In the entries, find all lines that hold the word "blue" and copy them.
↓↓↓
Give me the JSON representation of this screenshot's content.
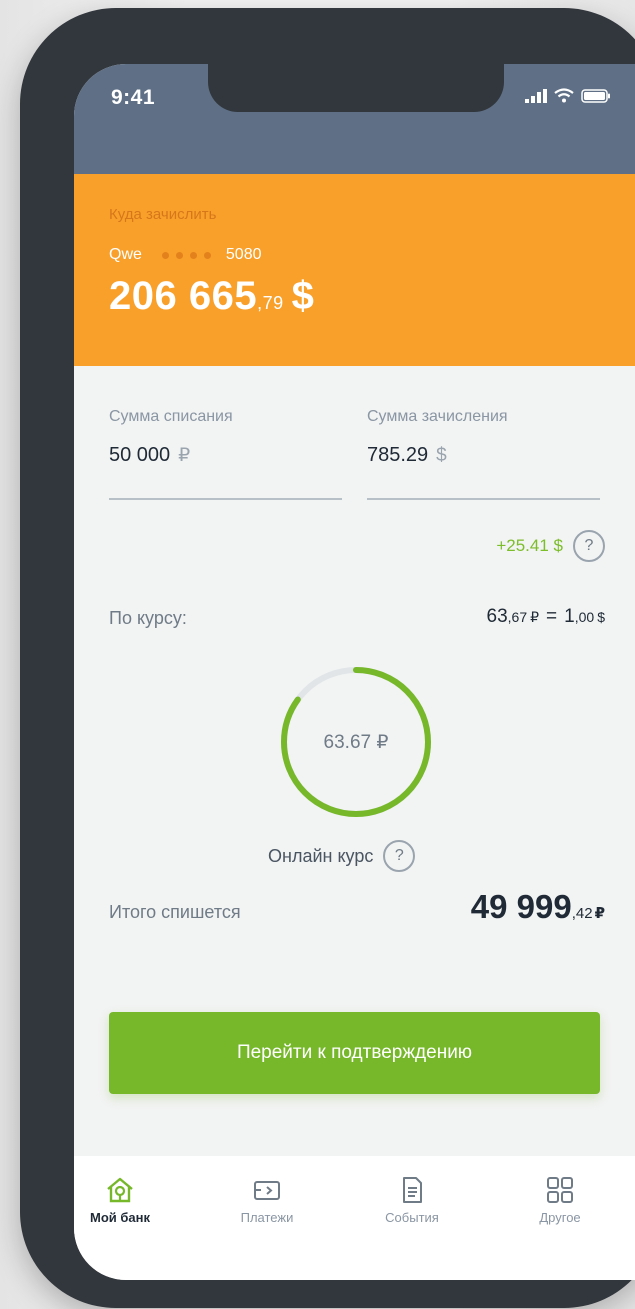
{
  "status_bar": {
    "time": "9:41",
    "icons": [
      "signal-icon",
      "wifi-icon",
      "battery-icon"
    ]
  },
  "destination": {
    "label": "Куда зачислить",
    "card_name": "Qwe",
    "card_last4": "5080",
    "balance_whole": "206 665",
    "balance_cents": ",79",
    "balance_currency": "$"
  },
  "debit": {
    "label": "Сумма списания",
    "value": "50 000",
    "currency": "₽"
  },
  "credit": {
    "label": "Сумма зачисления",
    "value": "785.29",
    "currency": "$"
  },
  "bonus": {
    "text": "+25.41 $",
    "help_icon": "?"
  },
  "rate": {
    "label": "По курсу:",
    "left_whole": "63",
    "left_cents": ",67",
    "left_currency": "₽",
    "equals": "=",
    "right_whole": "1",
    "right_cents": ",00",
    "right_currency": "$"
  },
  "online_rate": {
    "ring_value": "63.67 ₽",
    "ring_progress": 0.85,
    "label": "Онлайн курс",
    "help_icon": "?"
  },
  "total": {
    "label": "Итого спишется",
    "whole": "49 999",
    "cents": ",42",
    "currency": "₽"
  },
  "cta": {
    "label": "Перейти к подтверждению"
  },
  "tabs": [
    {
      "label": "Мой банк",
      "icon": "home-icon",
      "active": true
    },
    {
      "label": "Платежи",
      "icon": "payments-icon",
      "active": false
    },
    {
      "label": "События",
      "icon": "document-icon",
      "active": false
    },
    {
      "label": "Другое",
      "icon": "grid-icon",
      "active": false
    }
  ],
  "colors": {
    "accent_orange": "#f9a02b",
    "accent_green": "#76b82a",
    "status_bar": "#5f7086",
    "text_dark": "#1f2a36",
    "text_muted": "#8a96a3"
  }
}
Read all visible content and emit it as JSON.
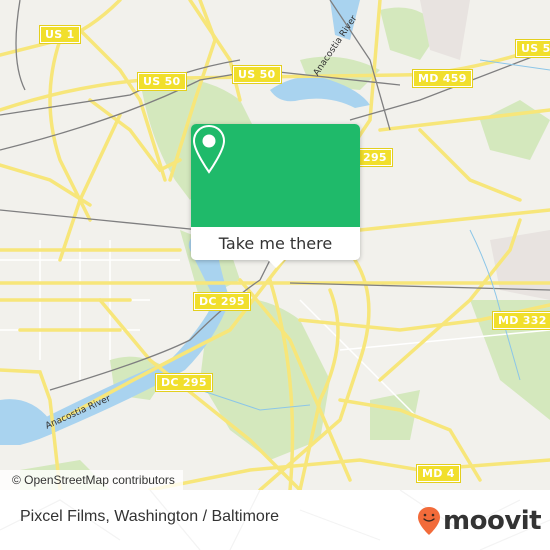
{
  "map": {
    "shields": [
      {
        "label": "US 1",
        "id": "us-1"
      },
      {
        "label": "US 50",
        "id": "us-50-west"
      },
      {
        "label": "US 50",
        "id": "us-50-east"
      },
      {
        "label": "MD 459",
        "id": "md-459"
      },
      {
        "label": "295",
        "id": "dc-295-north"
      },
      {
        "label": "DC 295",
        "id": "dc-295-center"
      },
      {
        "label": "DC 295",
        "id": "dc-295-south"
      },
      {
        "label": "MD 332",
        "id": "md-332"
      },
      {
        "label": "MD 4",
        "id": "md-4"
      }
    ],
    "water_labels": [
      {
        "label": "Anacostia River",
        "id": "anacostia-river-south"
      },
      {
        "label": "Anacostia River",
        "id": "anacostia-river-north"
      }
    ],
    "attribution": "© OpenStreetMap contributors",
    "colors": {
      "land": "#f2f1ec",
      "park": "#cfe6b5",
      "water": "#a9d3ef",
      "road": "#f7e67a",
      "shield": "#f1df2c"
    }
  },
  "popup": {
    "icon": "map-pin-icon",
    "button_label": "Take me there",
    "accent": "#1fba6a"
  },
  "footer": {
    "place_title": "Pixcel Films, Washington / Baltimore",
    "brand": "moovit",
    "brand_color": "#f26b3a"
  }
}
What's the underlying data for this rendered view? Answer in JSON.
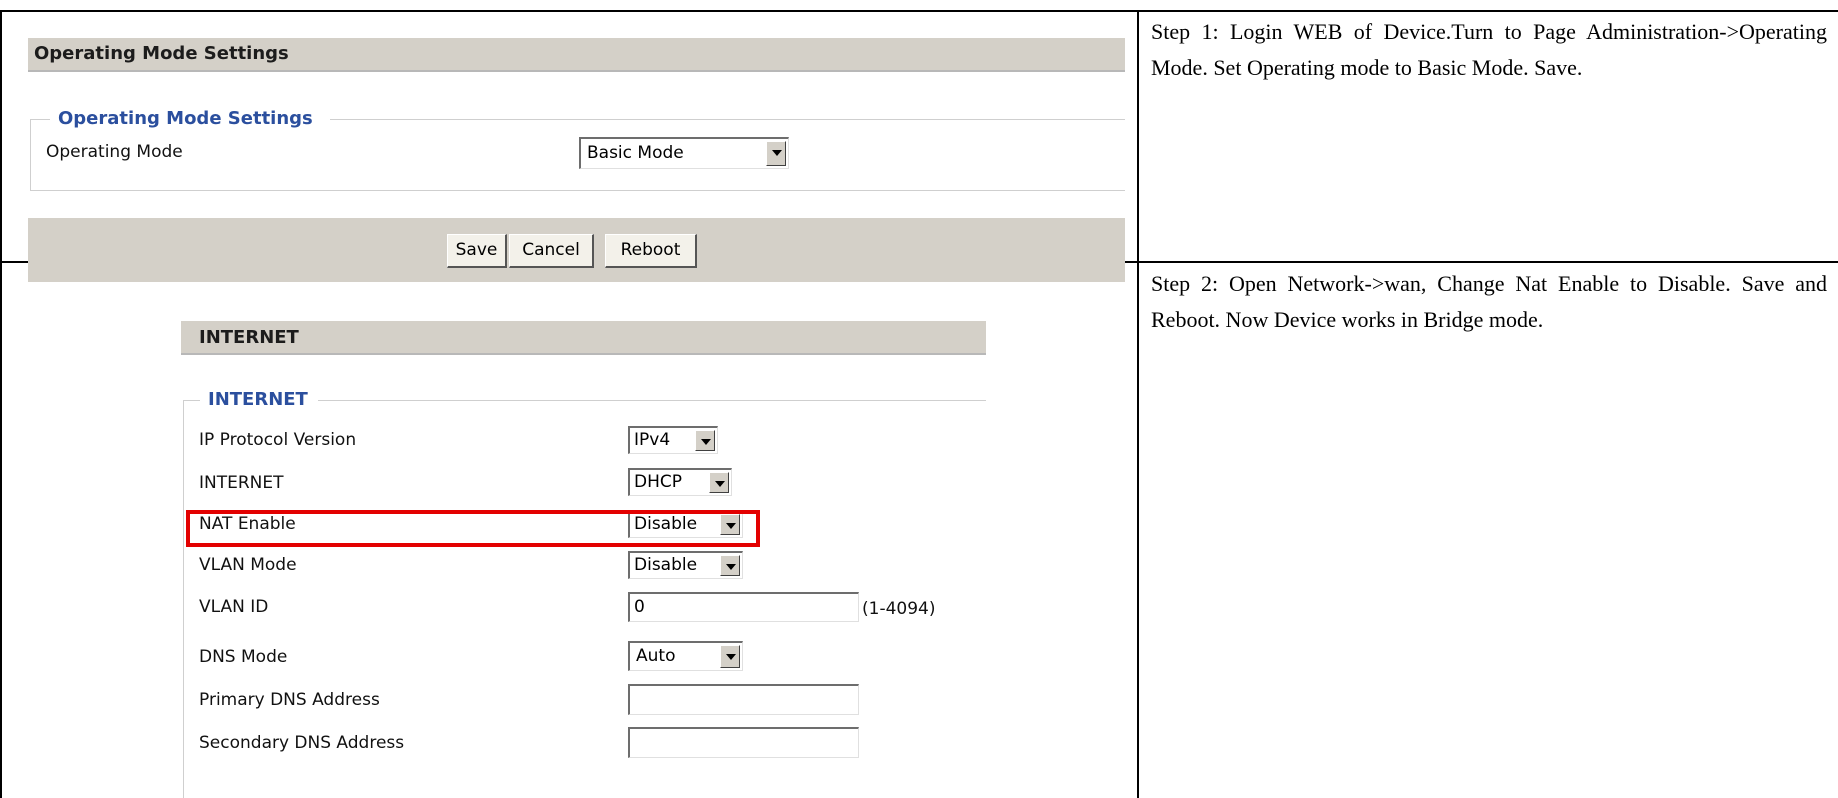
{
  "step1": {
    "panel_title": "Operating Mode Settings",
    "fieldset_legend": "Operating Mode Settings",
    "operating_mode_label": "Operating Mode",
    "operating_mode_value": "Basic Mode",
    "buttons": {
      "save": "Save",
      "cancel": "Cancel",
      "reboot": "Reboot"
    },
    "instruction": "Step 1: Login WEB of Device.Turn to Page Administration->Operating Mode. Set Operating mode to Basic Mode. Save."
  },
  "step2": {
    "panel_title": "INTERNET",
    "fieldset_legend": "INTERNET",
    "fields": {
      "ip_protocol": {
        "label": "IP Protocol Version",
        "value": "IPv4"
      },
      "internet": {
        "label": "INTERNET",
        "value": "DHCP"
      },
      "nat_enable": {
        "label": "NAT Enable",
        "value": "Disable"
      },
      "vlan_mode": {
        "label": "VLAN Mode",
        "value": "Disable"
      },
      "vlan_id": {
        "label": "VLAN ID",
        "value": "0",
        "range_hint": "(1-4094)"
      },
      "dns_mode": {
        "label": "DNS Mode",
        "value": "Auto"
      },
      "primary_dns": {
        "label": "Primary DNS Address",
        "value": ""
      },
      "secondary_dns": {
        "label": "Secondary DNS Address",
        "value": ""
      }
    },
    "instruction": "Step 2: Open Network->wan, Change Nat Enable to Disable. Save and Reboot. Now Device works in Bridge mode."
  },
  "colors": {
    "highlight": "#e30000",
    "legend": "#2b4f9e",
    "panel_bg": "#d4d0c8"
  }
}
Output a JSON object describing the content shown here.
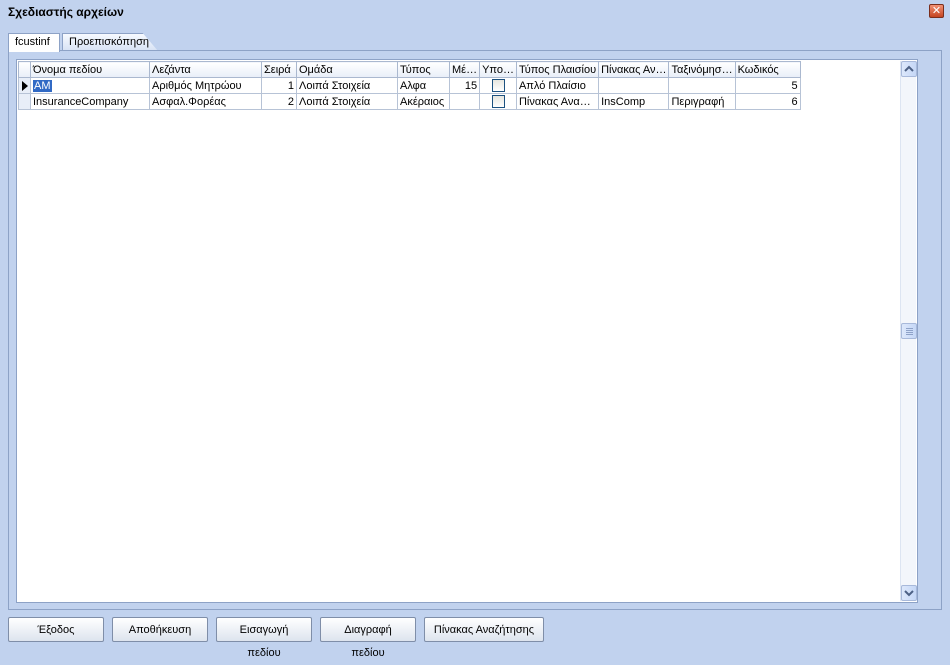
{
  "window": {
    "title": "Σχεδιαστής αρχείων",
    "close_label": "✕"
  },
  "tabs": [
    {
      "label": "fcustinf",
      "active": true
    },
    {
      "label": "Προεπισκόπηση",
      "active": false
    }
  ],
  "grid": {
    "columns": [
      "Όνομα πεδίου",
      "Λεζάντα",
      "Σειρά",
      "Ομάδα",
      "Τύπος",
      "Μέ…",
      "Υπο…",
      "Τύπος Πλαισίου",
      "Πίνακας Αν…",
      "Ταξινόμησ…",
      "Κωδικός"
    ],
    "rows": [
      {
        "current": true,
        "name": "AM",
        "caption": "Αριθμός Μητρώου",
        "order": "1",
        "group": "Λοιπά Στοιχεία",
        "type": "Αλφα",
        "size": "15",
        "required": false,
        "frame_type": "Απλό Πλαίσιο",
        "lookup_table": "",
        "sort": "",
        "code": "5"
      },
      {
        "current": false,
        "name": "InsuranceCompany",
        "caption": "Ασφαλ.Φορέας",
        "order": "2",
        "group": "Λοιπά Στοιχεία",
        "type": "Ακέραιος",
        "size": "",
        "required": false,
        "frame_type": "Πίνακας Ανα…",
        "lookup_table": "InsComp",
        "sort": "Περιγραφή",
        "code": "6"
      }
    ]
  },
  "buttons": {
    "exit": "Έξοδος",
    "save": "Αποθήκευση",
    "insert": "Εισαγωγή πεδίου",
    "delete": "Διαγραφή πεδίου",
    "lookup": "Πίνακας Αναζήτησης"
  },
  "icons": {
    "close": "close-icon",
    "row_indicator": "current-row-arrow-icon",
    "scroll_up": "scroll-up-arrow-icon",
    "scroll_down": "scroll-down-arrow-icon"
  },
  "colors": {
    "background": "#c1d2ee",
    "selection": "#316ac5",
    "close_button": "#c44420"
  }
}
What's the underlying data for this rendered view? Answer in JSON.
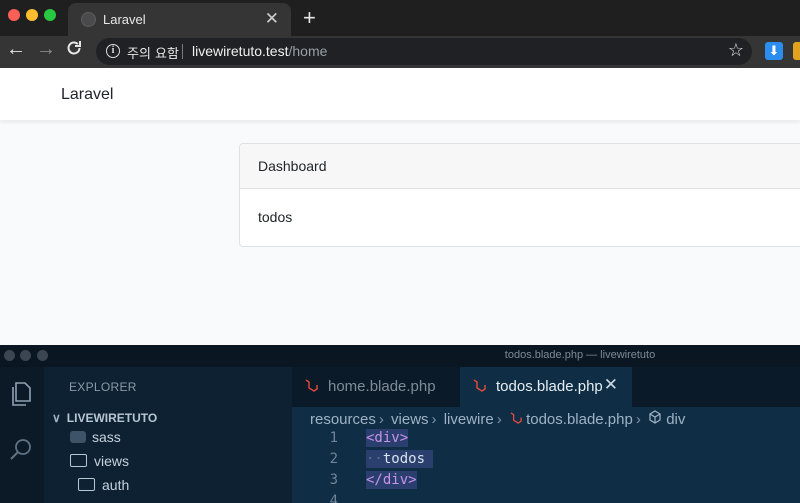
{
  "browser": {
    "tab_title": "Laravel",
    "tab_close": "✕",
    "new_tab": "+",
    "security_label": "주의 요함",
    "url_host": "livewiretuto.test",
    "url_path": "/home"
  },
  "page": {
    "brand": "Laravel",
    "card_header": "Dashboard",
    "card_body": "todos"
  },
  "vscode": {
    "window_title": "todos.blade.php — livewiretuto",
    "explorer_label": "EXPLORER",
    "project": "LIVEWIRETUTO",
    "tree": [
      {
        "label": "sass"
      },
      {
        "label": "views"
      },
      {
        "label": "auth"
      }
    ],
    "tabs": [
      {
        "label": "home.blade.php"
      },
      {
        "label": "todos.blade.php"
      }
    ],
    "breadcrumb": [
      "resources",
      "views",
      "livewire",
      "todos.blade.php",
      "div"
    ],
    "lines": [
      {
        "num": "1",
        "text": "<div>"
      },
      {
        "num": "2",
        "indent": "··",
        "text": "todos"
      },
      {
        "num": "3",
        "text": "</div>"
      },
      {
        "num": "4",
        "text": ""
      }
    ]
  }
}
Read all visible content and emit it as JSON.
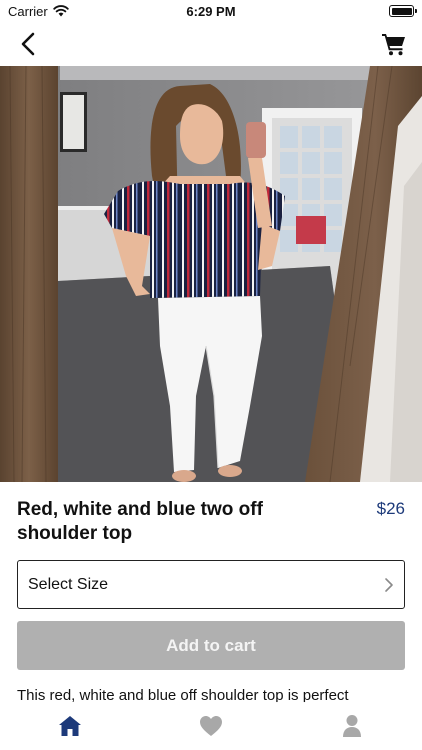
{
  "status_bar": {
    "carrier": "Carrier",
    "time": "6:29 PM",
    "icons": [
      "wifi-icon",
      "battery-icon"
    ]
  },
  "nav": {
    "back_icon": "chevron-left-icon",
    "cart_icon": "cart-icon"
  },
  "product": {
    "title": "Red, white and blue two off shoulder top",
    "price": "$26",
    "size_select_label": "Select Size",
    "size_select_icon": "chevron-right-icon",
    "add_to_cart_label": "Add to cart",
    "description": "This red, white and blue off shoulder top is perfect"
  },
  "tab_bar": {
    "items": [
      {
        "icon": "home-icon",
        "active": true
      },
      {
        "icon": "heart-icon",
        "active": false
      },
      {
        "icon": "profile-icon",
        "active": false
      }
    ]
  },
  "colors": {
    "accent": "#1d3a7a",
    "button_disabled": "#b0b0b0",
    "tab_inactive": "#a8a8a8"
  }
}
↑↑↑
SOLUTION FOR THIS PROBLEM:
    "title": "Red, white and blue two off shoulder top",
    "description": "This red, white and blue off shoulder top is perfect"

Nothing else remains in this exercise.